THE REQUEST: Scan the entries for the string "товаров" and give the number of lines that have it, nothing further.

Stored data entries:
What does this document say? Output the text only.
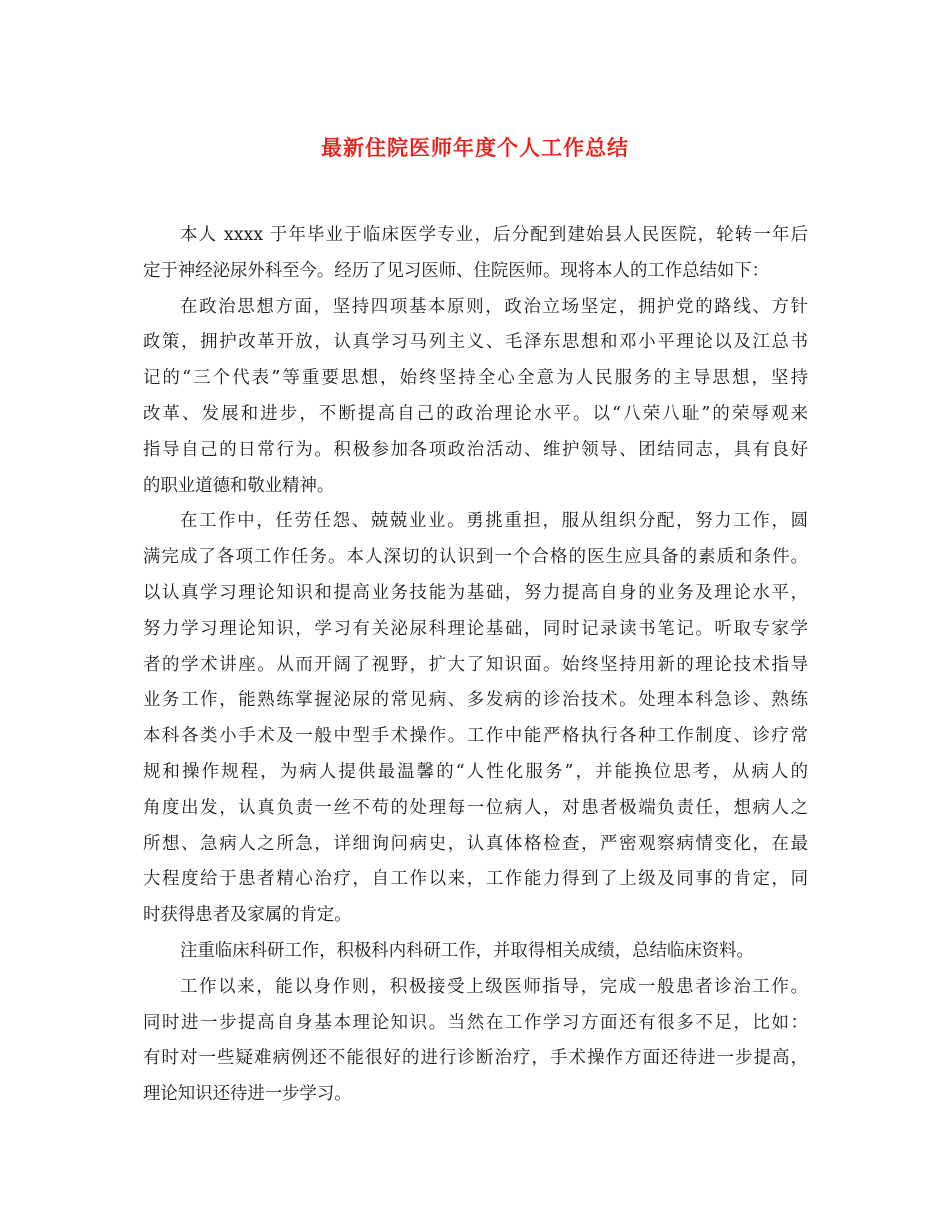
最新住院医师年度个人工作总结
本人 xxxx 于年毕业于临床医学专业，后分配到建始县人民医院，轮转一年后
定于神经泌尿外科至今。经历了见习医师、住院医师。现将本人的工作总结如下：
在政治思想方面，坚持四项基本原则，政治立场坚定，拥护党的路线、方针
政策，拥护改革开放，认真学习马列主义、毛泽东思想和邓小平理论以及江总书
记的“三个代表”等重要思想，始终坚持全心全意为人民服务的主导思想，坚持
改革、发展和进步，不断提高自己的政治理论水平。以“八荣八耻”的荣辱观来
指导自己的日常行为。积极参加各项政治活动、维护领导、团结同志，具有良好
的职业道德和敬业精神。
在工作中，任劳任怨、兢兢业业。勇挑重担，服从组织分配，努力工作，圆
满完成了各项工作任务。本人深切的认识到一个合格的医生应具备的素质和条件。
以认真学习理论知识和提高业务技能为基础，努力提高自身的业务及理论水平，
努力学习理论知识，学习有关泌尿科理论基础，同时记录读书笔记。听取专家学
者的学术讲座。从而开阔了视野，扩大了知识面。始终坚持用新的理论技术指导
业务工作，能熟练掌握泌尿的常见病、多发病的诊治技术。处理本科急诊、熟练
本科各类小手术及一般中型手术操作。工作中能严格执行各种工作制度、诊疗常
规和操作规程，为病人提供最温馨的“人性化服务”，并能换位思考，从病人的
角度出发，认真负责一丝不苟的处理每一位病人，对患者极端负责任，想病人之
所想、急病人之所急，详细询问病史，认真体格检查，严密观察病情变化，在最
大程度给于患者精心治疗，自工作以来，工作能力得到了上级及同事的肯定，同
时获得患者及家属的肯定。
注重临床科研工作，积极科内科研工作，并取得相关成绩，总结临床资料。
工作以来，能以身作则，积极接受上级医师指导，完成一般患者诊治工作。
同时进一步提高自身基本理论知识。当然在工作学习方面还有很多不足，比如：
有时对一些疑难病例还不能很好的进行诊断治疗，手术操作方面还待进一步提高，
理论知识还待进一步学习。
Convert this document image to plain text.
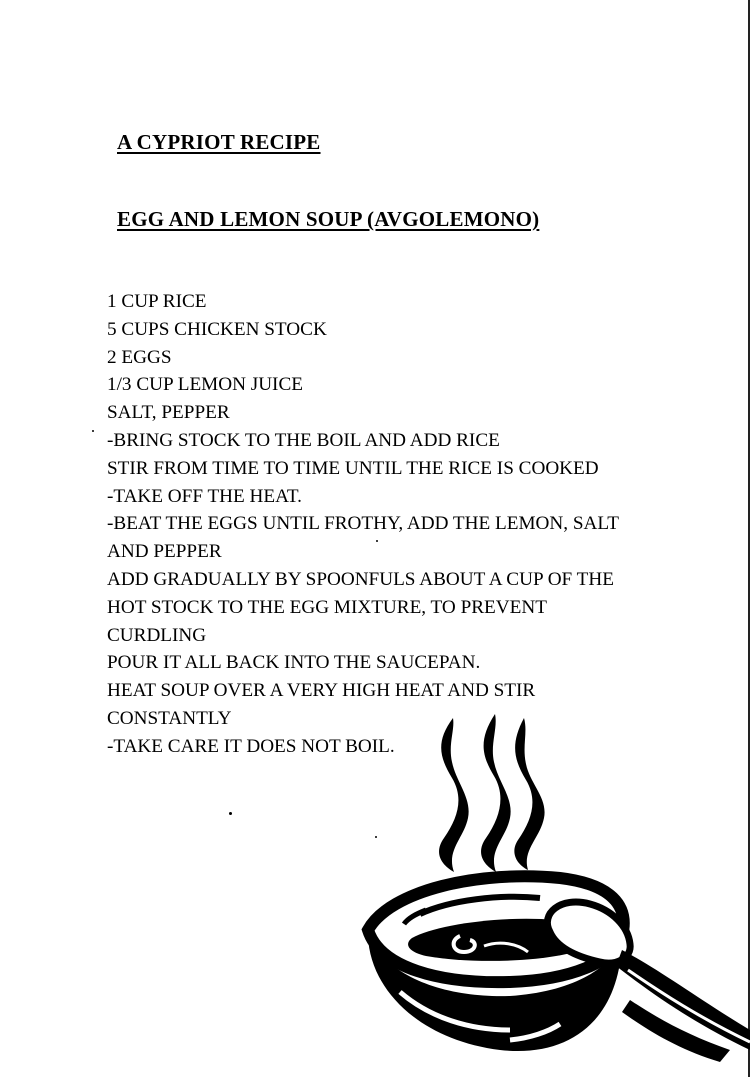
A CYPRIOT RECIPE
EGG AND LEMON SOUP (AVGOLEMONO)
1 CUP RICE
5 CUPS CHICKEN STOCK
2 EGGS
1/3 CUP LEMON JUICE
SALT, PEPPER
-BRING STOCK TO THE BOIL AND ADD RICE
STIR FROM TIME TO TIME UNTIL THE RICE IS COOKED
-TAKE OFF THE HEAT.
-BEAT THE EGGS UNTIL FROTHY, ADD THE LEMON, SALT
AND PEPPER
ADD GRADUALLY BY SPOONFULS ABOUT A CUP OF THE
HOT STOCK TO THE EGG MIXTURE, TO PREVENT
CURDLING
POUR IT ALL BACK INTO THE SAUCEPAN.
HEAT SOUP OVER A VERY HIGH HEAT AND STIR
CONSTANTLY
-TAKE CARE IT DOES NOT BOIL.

--

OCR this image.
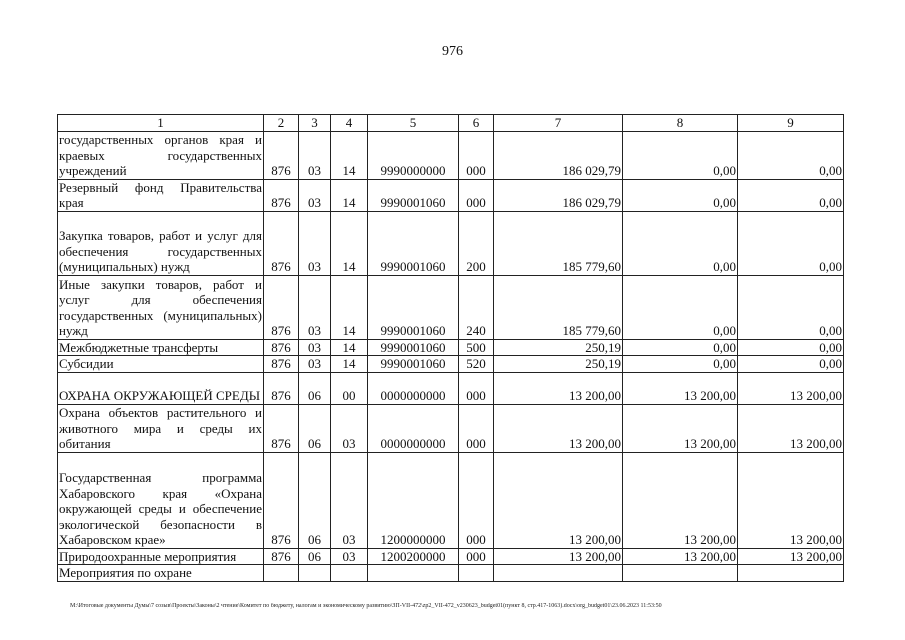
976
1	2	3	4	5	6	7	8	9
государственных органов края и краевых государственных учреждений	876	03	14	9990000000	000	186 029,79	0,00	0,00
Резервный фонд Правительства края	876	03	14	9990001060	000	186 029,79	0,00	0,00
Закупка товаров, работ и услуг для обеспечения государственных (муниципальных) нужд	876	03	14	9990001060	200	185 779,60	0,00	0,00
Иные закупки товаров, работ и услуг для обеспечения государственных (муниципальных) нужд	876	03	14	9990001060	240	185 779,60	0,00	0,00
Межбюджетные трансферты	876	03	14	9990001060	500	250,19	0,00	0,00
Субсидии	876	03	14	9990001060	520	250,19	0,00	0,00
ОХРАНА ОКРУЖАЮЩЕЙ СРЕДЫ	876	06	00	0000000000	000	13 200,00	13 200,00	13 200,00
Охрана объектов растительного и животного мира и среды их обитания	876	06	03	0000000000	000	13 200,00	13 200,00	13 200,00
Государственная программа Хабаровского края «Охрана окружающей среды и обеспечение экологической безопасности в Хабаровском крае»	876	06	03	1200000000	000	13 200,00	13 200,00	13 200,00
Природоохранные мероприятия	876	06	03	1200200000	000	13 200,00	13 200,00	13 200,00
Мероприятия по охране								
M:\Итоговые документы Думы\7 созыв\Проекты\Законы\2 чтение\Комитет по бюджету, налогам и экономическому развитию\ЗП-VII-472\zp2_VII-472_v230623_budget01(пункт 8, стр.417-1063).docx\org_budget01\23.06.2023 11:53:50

==

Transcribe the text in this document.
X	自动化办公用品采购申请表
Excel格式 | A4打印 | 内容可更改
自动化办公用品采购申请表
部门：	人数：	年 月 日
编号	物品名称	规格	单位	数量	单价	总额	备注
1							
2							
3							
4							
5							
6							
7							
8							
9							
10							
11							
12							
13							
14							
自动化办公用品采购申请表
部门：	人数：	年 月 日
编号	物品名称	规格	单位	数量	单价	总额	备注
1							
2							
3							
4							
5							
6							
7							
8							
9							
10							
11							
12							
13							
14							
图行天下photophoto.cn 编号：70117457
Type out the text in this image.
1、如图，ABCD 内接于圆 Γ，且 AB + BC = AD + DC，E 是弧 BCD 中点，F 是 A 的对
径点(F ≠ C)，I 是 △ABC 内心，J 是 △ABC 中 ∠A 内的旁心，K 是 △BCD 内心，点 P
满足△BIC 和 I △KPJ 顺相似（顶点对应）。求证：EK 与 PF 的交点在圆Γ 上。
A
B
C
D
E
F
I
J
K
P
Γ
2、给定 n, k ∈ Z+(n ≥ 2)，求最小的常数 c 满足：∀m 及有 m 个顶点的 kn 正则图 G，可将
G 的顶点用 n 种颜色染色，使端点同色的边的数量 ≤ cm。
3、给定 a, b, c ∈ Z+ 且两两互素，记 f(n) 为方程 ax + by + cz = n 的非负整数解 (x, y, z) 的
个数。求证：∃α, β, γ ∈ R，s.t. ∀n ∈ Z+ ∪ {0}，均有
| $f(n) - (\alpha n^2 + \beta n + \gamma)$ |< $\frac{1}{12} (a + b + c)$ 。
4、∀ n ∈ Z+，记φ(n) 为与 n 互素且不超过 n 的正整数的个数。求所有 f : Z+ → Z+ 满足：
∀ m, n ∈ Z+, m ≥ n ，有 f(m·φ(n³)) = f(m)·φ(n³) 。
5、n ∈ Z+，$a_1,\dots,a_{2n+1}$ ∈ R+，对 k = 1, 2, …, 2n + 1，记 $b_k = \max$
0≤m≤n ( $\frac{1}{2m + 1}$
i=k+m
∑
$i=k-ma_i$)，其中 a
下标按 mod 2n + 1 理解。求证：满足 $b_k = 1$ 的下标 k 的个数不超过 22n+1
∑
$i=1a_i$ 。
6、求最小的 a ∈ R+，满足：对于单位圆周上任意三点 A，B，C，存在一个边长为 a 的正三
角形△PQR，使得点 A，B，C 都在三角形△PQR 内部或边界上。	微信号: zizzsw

FINAL RESULT: 2